Given exercise:
Output every entry exactly as written, but omit the pictures.

Figure contents as structured data:
- - - -

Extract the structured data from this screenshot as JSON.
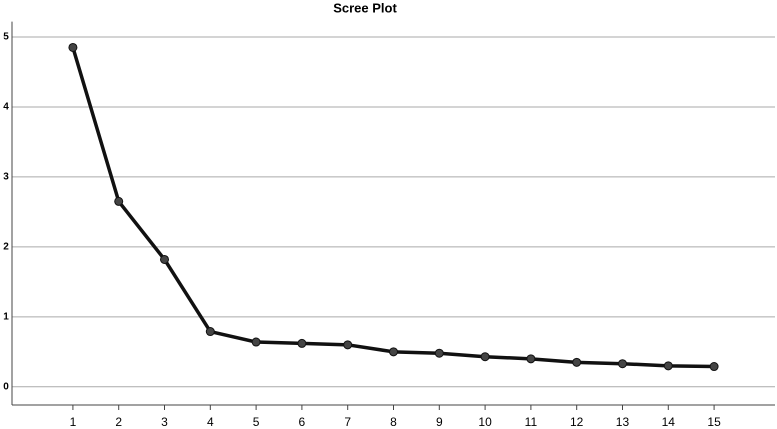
{
  "chart_data": {
    "type": "line",
    "title": "Scree Plot",
    "x": [
      1,
      2,
      3,
      4,
      5,
      6,
      7,
      8,
      9,
      10,
      11,
      12,
      13,
      14,
      15
    ],
    "values": [
      4.85,
      2.65,
      1.82,
      0.79,
      0.64,
      0.62,
      0.6,
      0.5,
      0.48,
      0.43,
      0.4,
      0.35,
      0.33,
      0.3,
      0.29
    ],
    "color": "#111111",
    "xlim": [
      -0.33,
      16.33
    ],
    "xticks": [
      1,
      2,
      3,
      4,
      5,
      6,
      7,
      8,
      9,
      10,
      11,
      12,
      13,
      14,
      15
    ],
    "ylim": [
      -0.26,
      5.22
    ],
    "yticks": [
      0,
      1,
      2,
      3,
      4,
      5
    ],
    "grid": true
  }
}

- - - -

Problem solution:
Extract the structured data from this screenshot as JSON.
{
  "chart_data": {
    "type": "line",
    "title": "Scree Plot",
    "x": [
      1,
      2,
      3,
      4,
      5,
      6,
      7,
      8,
      9,
      10,
      11,
      12,
      13,
      14,
      15
    ],
    "values": [
      4.85,
      2.65,
      1.82,
      0.79,
      0.64,
      0.62,
      0.6,
      0.5,
      0.48,
      0.43,
      0.4,
      0.35,
      0.33,
      0.3,
      0.29
    ],
    "color": "#111111",
    "xlim": [
      -0.33,
      16.33
    ],
    "xticks": [
      1,
      2,
      3,
      4,
      5,
      6,
      7,
      8,
      9,
      10,
      11,
      12,
      13,
      14,
      15
    ],
    "ylim": [
      -0.26,
      5.22
    ],
    "yticks": [
      0,
      1,
      2,
      3,
      4,
      5
    ],
    "grid": true
  }
}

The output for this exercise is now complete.